**Data to use**

◇ ◇ ◇ ◇ ◇ ◇ ◇

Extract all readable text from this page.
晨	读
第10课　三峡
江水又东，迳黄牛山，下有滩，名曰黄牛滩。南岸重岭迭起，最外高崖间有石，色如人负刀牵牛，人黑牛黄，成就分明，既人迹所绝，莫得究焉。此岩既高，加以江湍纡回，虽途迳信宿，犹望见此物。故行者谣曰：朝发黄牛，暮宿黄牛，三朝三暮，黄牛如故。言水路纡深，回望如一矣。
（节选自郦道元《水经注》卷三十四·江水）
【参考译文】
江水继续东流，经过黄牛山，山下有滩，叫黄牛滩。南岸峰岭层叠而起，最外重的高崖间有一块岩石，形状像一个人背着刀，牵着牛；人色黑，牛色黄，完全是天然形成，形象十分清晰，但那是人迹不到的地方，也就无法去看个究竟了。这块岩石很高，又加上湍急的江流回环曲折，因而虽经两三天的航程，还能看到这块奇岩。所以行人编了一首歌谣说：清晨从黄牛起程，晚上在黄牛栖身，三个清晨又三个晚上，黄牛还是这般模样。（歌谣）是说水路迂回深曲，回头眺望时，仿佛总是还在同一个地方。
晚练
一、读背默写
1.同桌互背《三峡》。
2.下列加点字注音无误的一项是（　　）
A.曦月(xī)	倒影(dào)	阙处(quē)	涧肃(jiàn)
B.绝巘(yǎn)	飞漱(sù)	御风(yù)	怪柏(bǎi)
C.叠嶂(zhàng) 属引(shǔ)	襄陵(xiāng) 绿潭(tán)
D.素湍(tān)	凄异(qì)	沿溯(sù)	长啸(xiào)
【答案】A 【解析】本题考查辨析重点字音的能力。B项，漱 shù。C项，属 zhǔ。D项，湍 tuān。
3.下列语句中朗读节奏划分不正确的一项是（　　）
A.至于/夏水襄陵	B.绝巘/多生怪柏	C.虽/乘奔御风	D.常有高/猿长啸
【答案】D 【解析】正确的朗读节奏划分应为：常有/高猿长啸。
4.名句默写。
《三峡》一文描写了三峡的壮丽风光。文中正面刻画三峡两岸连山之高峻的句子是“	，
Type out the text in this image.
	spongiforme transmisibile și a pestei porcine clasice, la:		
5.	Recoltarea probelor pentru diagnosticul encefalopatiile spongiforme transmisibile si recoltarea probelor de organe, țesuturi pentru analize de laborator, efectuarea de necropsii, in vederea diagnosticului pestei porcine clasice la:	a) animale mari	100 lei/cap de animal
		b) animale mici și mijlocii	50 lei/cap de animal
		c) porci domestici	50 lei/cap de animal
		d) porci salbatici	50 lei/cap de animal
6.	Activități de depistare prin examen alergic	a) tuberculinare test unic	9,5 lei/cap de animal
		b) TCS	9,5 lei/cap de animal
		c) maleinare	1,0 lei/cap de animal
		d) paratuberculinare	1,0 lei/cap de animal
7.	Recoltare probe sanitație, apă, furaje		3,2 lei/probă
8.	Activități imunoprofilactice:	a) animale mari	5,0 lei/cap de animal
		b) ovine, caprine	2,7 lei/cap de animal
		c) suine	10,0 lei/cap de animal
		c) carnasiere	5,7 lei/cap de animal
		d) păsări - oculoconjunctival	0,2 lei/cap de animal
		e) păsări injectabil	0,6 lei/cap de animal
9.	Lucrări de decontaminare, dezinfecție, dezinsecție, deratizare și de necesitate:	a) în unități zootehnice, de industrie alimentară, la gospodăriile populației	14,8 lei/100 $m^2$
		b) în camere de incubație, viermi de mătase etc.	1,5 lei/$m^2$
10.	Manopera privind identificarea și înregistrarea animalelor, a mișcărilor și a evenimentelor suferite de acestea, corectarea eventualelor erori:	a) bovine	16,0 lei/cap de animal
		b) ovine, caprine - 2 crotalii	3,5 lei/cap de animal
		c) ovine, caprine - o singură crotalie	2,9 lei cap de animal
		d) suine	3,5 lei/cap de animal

◇ ◇ ◇ ◇ ◇ ◇ ◇

**Given request**
Copy each entry exactly, with nothing added or dropped.

**Result for this exercise**
Extract all readable text from this page.
晨	读
第10课　三峡
江水又东，迳黄牛山，下有滩，名曰黄牛滩。南岸重岭迭起，最外高崖间有石，色如人负刀牵牛，人黑牛黄，成就分明，既人迹所绝，莫得究焉。此岩既高，加以江湍纡回，虽途迳信宿，犹望见此物。故行者谣曰：朝发黄牛，暮宿黄牛，三朝三暮，黄牛如故。言水路纡深，回望如一矣。
（节选自郦道元《水经注》卷三十四·江水）
【参考译文】
江水继续东流，经过黄牛山，山下有滩，叫黄牛滩。南岸峰岭层叠而起，最外重的高崖间有一块岩石，形状像一个人背着刀，牵着牛；人色黑，牛色黄，完全是天然形成，形象十分清晰，但那是人迹不到的地方，也就无法去看个究竟了。这块岩石很高，又加上湍急的江流回环曲折，因而虽经两三天的航程，还能看到这块奇岩。所以行人编了一首歌谣说：清晨从黄牛起程，晚上在黄牛栖身，三个清晨又三个晚上，黄牛还是这般模样。（歌谣）是说水路迂回深曲，回头眺望时，仿佛总是还在同一个地方。
晚练
一、读背默写
1.同桌互背《三峡》。
2.下列加点字注音无误的一项是（　　）
A.曦月(xī)	倒影(dào)	阙处(quē)	涧肃(jiàn)
B.绝巘(yǎn)	飞漱(sù)	御风(yù)	怪柏(bǎi)
C.叠嶂(zhàng) 属引(shǔ)	襄陵(xiāng) 绿潭(tán)
D.素湍(tān)	凄异(qì)	沿溯(sù)	长啸(xiào)
【答案】A 【解析】本题考查辨析重点字音的能力。B项，漱 shù。C项，属 zhǔ。D项，湍 tuān。
3.下列语句中朗读节奏划分不正确的一项是（　　）
A.至于/夏水襄陵	B.绝巘/多生怪柏	C.虽/乘奔御风	D.常有高/猿长啸
【答案】D 【解析】正确的朗读节奏划分应为：常有/高猿长啸。
4.名句默写。
《三峡》一文描写了三峡的壮丽风光。文中正面刻画三峡两岸连山之高峻的句子是“	，
Type out the text in this image.
	spongiforme transmisibile și a pestei porcine clasice, la:		
5.	Recoltarea probelor pentru diagnosticul encefalopatiile spongiforme transmisibile si recoltarea probelor de organe, țesuturi pentru analize de laborator, efectuarea de necropsii, in vederea diagnosticului pestei porcine clasice la:	a) animale mari	100 lei/cap de animal
		b) animale mici și mijlocii	50 lei/cap de animal
		c) porci domestici	50 lei/cap de animal
		d) porci salbatici	50 lei/cap de animal
6.	Activități de depistare prin examen alergic	a) tuberculinare test unic	9,5 lei/cap de animal
		b) TCS	9,5 lei/cap de animal
		c) maleinare	1,0 lei/cap de animal
		d) paratuberculinare	1,0 lei/cap de animal
7.	Recoltare probe sanitație, apă, furaje		3,2 lei/probă
8.	Activități imunoprofilactice:	a) animale mari	5,0 lei/cap de animal
		b) ovine, caprine	2,7 lei/cap de animal
		c) suine	10,0 lei/cap de animal
		c) carnasiere	5,7 lei/cap de animal
		d) păsări - oculoconjunctival	0,2 lei/cap de animal
		e) păsări injectabil	0,6 lei/cap de animal
9.	Lucrări de decontaminare, dezinfecție, dezinsecție, deratizare și de necesitate:	a) în unități zootehnice, de industrie alimentară, la gospodăriile populației	14,8 lei/100 $m^2$
		b) în camere de incubație, viermi de mătase etc.	1,5 lei/$m^2$
10.	Manopera privind identificarea și înregistrarea animalelor, a mișcărilor și a evenimentelor suferite de acestea, corectarea eventualelor erori:	a) bovine	16,0 lei/cap de animal
		b) ovine, caprine - 2 crotalii	3,5 lei/cap de animal
		c) ovine, caprine - o singură crotalie	2,9 lei cap de animal
		d) suine	3,5 lei/cap de animal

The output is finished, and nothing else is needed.